Data supplied ::
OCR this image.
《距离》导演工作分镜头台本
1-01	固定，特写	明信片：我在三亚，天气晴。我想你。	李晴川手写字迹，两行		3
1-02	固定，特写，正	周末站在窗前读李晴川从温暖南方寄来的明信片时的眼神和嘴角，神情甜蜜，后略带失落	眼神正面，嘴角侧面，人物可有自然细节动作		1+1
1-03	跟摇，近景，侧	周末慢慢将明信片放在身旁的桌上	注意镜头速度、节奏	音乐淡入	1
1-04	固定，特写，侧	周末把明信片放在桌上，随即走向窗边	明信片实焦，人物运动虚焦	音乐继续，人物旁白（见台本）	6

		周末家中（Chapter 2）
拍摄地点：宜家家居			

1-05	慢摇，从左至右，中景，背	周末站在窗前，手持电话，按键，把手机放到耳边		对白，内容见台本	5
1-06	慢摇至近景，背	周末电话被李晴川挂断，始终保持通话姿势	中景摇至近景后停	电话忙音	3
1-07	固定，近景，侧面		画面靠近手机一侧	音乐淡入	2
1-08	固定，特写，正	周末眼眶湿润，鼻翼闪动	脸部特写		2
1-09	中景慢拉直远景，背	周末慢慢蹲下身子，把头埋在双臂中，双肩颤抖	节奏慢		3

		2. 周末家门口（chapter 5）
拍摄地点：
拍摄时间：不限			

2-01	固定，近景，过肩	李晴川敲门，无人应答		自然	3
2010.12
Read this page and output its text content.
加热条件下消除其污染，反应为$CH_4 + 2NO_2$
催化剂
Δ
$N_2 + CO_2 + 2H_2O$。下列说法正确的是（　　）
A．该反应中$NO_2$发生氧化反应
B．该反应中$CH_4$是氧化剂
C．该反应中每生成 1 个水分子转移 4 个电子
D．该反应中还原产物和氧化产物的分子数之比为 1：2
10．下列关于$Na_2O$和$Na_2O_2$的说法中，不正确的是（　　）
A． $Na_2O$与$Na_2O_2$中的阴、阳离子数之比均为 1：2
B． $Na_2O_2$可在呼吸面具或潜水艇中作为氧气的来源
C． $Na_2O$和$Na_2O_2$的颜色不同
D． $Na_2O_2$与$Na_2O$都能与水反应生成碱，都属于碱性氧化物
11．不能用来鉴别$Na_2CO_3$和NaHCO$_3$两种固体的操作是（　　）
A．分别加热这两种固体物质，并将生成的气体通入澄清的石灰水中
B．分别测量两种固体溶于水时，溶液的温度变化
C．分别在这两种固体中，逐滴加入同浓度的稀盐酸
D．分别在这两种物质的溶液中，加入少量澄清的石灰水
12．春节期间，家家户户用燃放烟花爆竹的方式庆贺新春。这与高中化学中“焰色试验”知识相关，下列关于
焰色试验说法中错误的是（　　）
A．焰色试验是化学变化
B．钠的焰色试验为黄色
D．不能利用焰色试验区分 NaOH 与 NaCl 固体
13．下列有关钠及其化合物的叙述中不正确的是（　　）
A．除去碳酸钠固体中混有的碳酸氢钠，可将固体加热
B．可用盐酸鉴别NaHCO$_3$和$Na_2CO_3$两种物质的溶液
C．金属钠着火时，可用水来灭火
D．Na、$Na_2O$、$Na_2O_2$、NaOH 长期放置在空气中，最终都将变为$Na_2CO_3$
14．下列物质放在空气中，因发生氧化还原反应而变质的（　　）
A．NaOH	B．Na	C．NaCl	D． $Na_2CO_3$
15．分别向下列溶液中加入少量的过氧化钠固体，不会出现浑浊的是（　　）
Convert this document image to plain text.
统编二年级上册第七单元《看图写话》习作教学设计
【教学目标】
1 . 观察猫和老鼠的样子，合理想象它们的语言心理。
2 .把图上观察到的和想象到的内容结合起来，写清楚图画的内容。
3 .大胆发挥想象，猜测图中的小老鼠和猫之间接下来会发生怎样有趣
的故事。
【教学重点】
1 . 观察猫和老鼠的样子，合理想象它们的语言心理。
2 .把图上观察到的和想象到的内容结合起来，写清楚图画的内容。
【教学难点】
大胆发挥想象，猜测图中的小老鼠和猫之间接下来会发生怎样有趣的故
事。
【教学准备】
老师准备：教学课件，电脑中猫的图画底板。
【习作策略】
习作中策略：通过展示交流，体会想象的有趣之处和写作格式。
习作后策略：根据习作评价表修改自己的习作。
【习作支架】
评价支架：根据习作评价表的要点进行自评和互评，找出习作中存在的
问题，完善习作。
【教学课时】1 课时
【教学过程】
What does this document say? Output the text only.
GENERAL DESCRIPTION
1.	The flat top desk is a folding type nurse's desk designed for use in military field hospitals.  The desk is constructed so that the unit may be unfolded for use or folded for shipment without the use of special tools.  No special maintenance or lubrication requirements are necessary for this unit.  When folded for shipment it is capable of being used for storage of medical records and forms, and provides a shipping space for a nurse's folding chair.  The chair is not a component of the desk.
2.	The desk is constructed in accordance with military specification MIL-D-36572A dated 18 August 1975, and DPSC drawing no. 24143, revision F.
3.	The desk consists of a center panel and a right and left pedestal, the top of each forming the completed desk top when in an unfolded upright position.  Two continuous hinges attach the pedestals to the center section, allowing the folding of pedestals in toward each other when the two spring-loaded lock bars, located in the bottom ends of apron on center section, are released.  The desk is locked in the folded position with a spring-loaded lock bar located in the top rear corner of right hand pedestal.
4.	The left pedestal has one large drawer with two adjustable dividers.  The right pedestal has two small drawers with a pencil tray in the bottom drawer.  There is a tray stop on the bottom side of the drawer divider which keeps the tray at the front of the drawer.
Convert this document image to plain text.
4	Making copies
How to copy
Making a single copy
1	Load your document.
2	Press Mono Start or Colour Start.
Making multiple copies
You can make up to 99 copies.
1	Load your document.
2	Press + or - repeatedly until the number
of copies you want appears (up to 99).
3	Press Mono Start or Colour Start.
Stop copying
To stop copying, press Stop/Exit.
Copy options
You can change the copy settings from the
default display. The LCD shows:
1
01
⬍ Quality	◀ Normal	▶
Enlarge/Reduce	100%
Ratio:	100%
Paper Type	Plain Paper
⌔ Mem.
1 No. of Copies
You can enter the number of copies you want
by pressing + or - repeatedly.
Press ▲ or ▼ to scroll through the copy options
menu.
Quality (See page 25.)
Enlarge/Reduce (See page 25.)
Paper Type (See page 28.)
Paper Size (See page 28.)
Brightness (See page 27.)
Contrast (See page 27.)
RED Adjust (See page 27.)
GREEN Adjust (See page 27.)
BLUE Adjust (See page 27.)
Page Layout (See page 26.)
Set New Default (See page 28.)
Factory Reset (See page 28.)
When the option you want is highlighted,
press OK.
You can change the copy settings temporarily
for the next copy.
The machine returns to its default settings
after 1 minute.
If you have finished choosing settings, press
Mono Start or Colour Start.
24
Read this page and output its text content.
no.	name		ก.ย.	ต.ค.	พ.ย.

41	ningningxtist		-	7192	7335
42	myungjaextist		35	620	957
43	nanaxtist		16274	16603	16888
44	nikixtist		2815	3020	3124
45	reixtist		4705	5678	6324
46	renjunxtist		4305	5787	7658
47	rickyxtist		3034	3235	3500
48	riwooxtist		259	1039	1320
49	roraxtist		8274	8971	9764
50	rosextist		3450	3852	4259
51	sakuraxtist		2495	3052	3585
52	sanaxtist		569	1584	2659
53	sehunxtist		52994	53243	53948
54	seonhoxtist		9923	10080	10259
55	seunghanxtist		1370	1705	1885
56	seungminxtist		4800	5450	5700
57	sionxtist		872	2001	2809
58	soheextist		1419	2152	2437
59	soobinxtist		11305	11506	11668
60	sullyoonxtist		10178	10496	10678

Set problem :: Find the number of lines in which the word "change" occurs, and write nothing but that number.

Exercise response :: 2